Task objective: Exactly reproduce each record listed below.

* Start Extracted records *

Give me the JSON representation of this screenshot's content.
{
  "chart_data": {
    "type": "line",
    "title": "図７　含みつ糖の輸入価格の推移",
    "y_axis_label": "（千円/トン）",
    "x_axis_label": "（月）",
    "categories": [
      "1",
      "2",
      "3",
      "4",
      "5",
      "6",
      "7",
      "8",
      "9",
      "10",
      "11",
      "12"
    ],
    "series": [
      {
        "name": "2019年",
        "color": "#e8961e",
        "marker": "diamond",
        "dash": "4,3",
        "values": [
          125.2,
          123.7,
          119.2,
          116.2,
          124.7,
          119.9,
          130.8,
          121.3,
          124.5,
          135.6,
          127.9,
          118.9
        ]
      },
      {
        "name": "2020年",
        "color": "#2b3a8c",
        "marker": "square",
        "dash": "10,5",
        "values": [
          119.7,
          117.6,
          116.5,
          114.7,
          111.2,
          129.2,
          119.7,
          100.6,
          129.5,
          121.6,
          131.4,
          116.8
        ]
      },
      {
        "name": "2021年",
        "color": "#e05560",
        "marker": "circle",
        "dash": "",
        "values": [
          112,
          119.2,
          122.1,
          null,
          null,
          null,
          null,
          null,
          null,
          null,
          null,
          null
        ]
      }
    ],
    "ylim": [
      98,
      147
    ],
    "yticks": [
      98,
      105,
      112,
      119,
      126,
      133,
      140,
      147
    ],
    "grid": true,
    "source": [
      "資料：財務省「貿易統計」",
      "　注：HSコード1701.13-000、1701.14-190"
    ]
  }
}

* End Extracted records *

Response to the task:
Give me the JSON representation of this screenshot's content.
{
  "chart_data": {
    "type": "line",
    "title": "図７　含みつ糖の輸入価格の推移",
    "y_axis_label": "（千円/トン）",
    "x_axis_label": "（月）",
    "categories": [
      "1",
      "2",
      "3",
      "4",
      "5",
      "6",
      "7",
      "8",
      "9",
      "10",
      "11",
      "12"
    ],
    "series": [
      {
        "name": "2019年",
        "color": "#e8961e",
        "marker": "diamond",
        "dash": "4,3",
        "values": [
          125.2,
          123.7,
          119.2,
          116.2,
          124.7,
          119.9,
          130.8,
          121.3,
          124.5,
          135.6,
          127.9,
          118.9
        ]
      },
      {
        "name": "2020年",
        "color": "#2b3a8c",
        "marker": "square",
        "dash": "10,5",
        "values": [
          119.7,
          117.6,
          116.5,
          114.7,
          111.2,
          129.2,
          119.7,
          100.6,
          129.5,
          121.6,
          131.4,
          116.8
        ]
      },
      {
        "name": "2021年",
        "color": "#e05560",
        "marker": "circle",
        "dash": "",
        "values": [
          112,
          119.2,
          122.1,
          null,
          null,
          null,
          null,
          null,
          null,
          null,
          null,
          null
        ]
      }
    ],
    "ylim": [
      98,
      147
    ],
    "yticks": [
      98,
      105,
      112,
      119,
      126,
      133,
      140,
      147
    ],
    "grid": true,
    "source": [
      "資料：財務省「貿易統計」",
      "　注：HSコード1701.13-000、1701.14-190"
    ]
  }
}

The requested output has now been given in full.